Problem to work on:
Check every line below for the string "ПРОЕКТИРОВАНИЯ", and copy the lines that contain it.

-- Begin Data for this task --

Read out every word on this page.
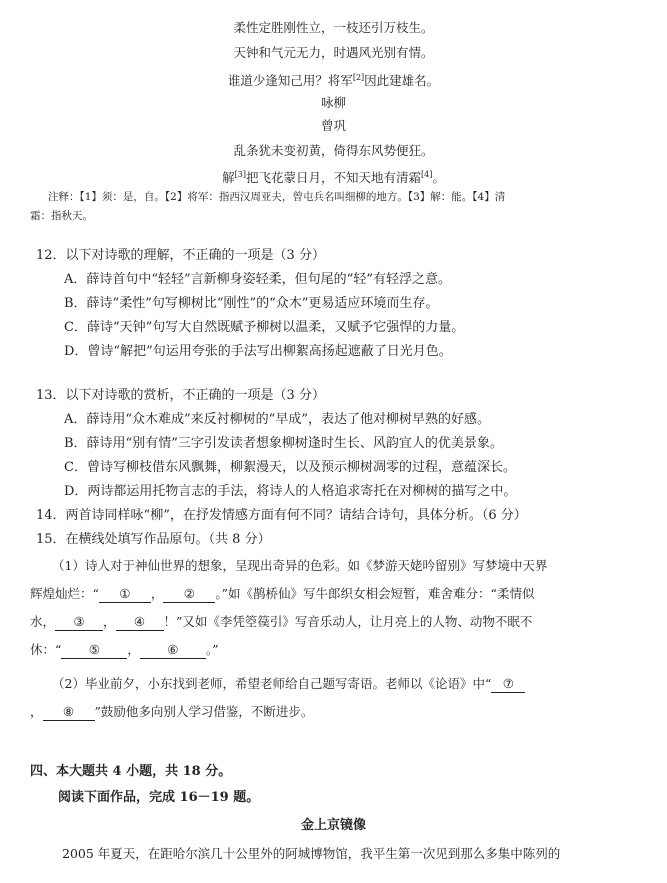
柔性定胜刚性立，一枝还引万枝生。
天钟和气元无力，时遇风光别有情。
谁道少逢知己用？将军[2]因此建雄名。
咏柳
曾巩
乱条犹未变初黄，倚得东风势便狂。
解[3]把飞花蒙日月，不知天地有清霜[4]。
注释：【1】须：是，自。【2】将军：指西汉周亚夫，曾屯兵名叫细柳的地方。【3】解：能。【4】清
霜：指秋天。
12．以下对诗歌的理解，不正确的一项是（3 分）
A．薛诗首句中“轻轻”言新柳身姿轻柔，但句尾的“轻”有轻浮之意。
B．薛诗“柔性”句写柳树比“刚性”的“众木”更易适应环境而生存。
C．薛诗“天钟”句写大自然既赋予柳树以温柔，又赋予它强悍的力量。
D．曾诗“解把”句运用夸张的手法写出柳絮高扬起遮蔽了日光月色。
13．以下对诗歌的赏析，不正确的一项是（3 分）
A．薛诗用“众木难成”来反衬柳树的“早成”，表达了他对柳树早熟的好感。
B．薛诗用“别有情”三字引发读者想象柳树逢时生长、风韵宜人的优美景象。
C．曾诗写柳枝借东风飘舞，柳絮漫天，以及预示柳树凋零的过程，意蕴深长。
D．两诗都运用托物言志的手法，将诗人的人格追求寄托在对柳树的描写之中。
14．两首诗同样咏“柳”，在抒发情感方面有何不同？请结合诗句，具体分析。（6 分）
15．在横线处填写作品原句。（共 8 分）
（1）诗人对于神仙世界的想象，呈现出奇异的色彩。如《梦游天姥吟留别》写梦境中天界
辉煌灿烂：“ ① ， ② 。”如《鹊桥仙》写牛郎织女相会短暂，难舍难分：“柔情似
水， ③ ， ④ ！”又如《李凭箜篌引》写音乐动人，让月亮上的人物、动物不眠不
休：“ ⑤ ， ⑥ 。”
（2）毕业前夕，小东找到老师，希望老师给自己题写寄语。老师以《论语》中“ ⑦
， ⑧ ”鼓励他多向别人学习借鉴，不断进步。
四、本大题共 4 小题，共 18 分。
阅读下面作品，完成 16－19 题。
金上京镜像
2005 年夏天，在距哈尔滨几十公里外的阿城博物馆，我平生第一次见到那么多集中陈列的
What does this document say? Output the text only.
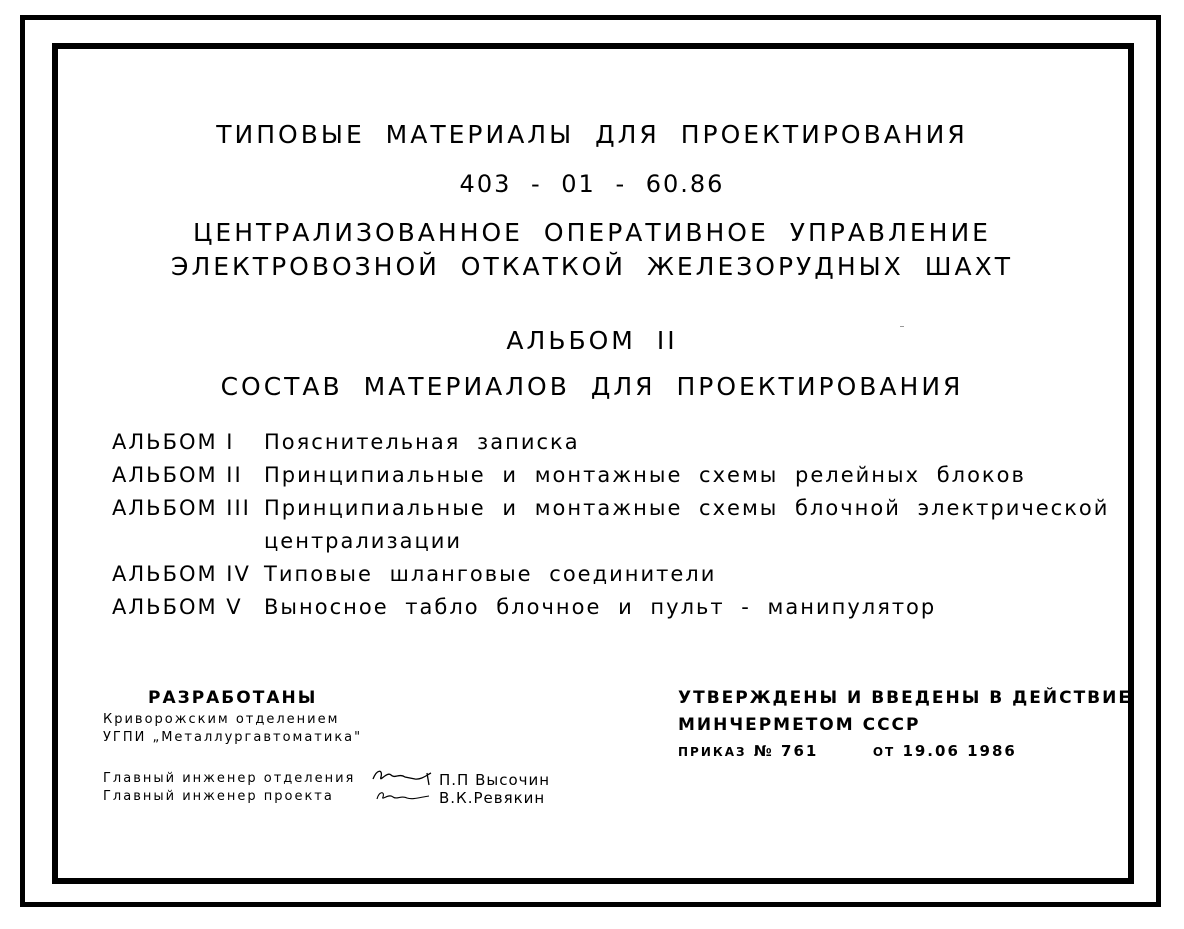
ТИПОВЫЕ МАТЕРИАЛЫ ДЛЯ ПРОЕКТИРОВАНИЯ
403 - 01 - 60.86
ЦЕНТРАЛИЗОВАННОЕ ОПЕРАТИВНОЕ УПРАВЛЕНИЕ
ЭЛЕКТРОВОЗНОЙ ОТКАТКОЙ ЖЕЛЕЗОРУДНЫХ ШАХТ
АЛЬБОМ II
СОСТАВ МАТЕРИАЛОВ ДЛЯ ПРОЕКТИРОВАНИЯ
АЛЬБОМ I Пояснительная записка
АЛЬБОМ II Принципиальные и монтажные схемы релейных блоков
АЛЬБОМ III Принципиальные и монтажные схемы блочной электрической
централизации
АЛЬБОМ IV Типовые шланговые соединители
АЛЬБОМ V Выносное табло блочное и пульт - манипулятор
РАЗРАБОТАНЫ
Криворожским отделением
УГПИ „Металлургавтоматика"
Главный инженер отделения	П.П Высочин
Главный инженер проекта	В.К.Ревякин
УТВЕРЖДЕНЫ И ВВЕДЕНЫ В ДЕЙСТВИЕ
МИНЧЕРМЕТОМ СССР
ПРИКАЗ № 761	ОТ 19.06 1986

-- End Data for this task --

The completed task:
ТИПОВЫЕ МАТЕРИАЛЫ ДЛЯ ПРОЕКТИРОВАНИЯ
СОСТАВ МАТЕРИАЛОВ ДЛЯ ПРОЕКТИРОВАНИЯ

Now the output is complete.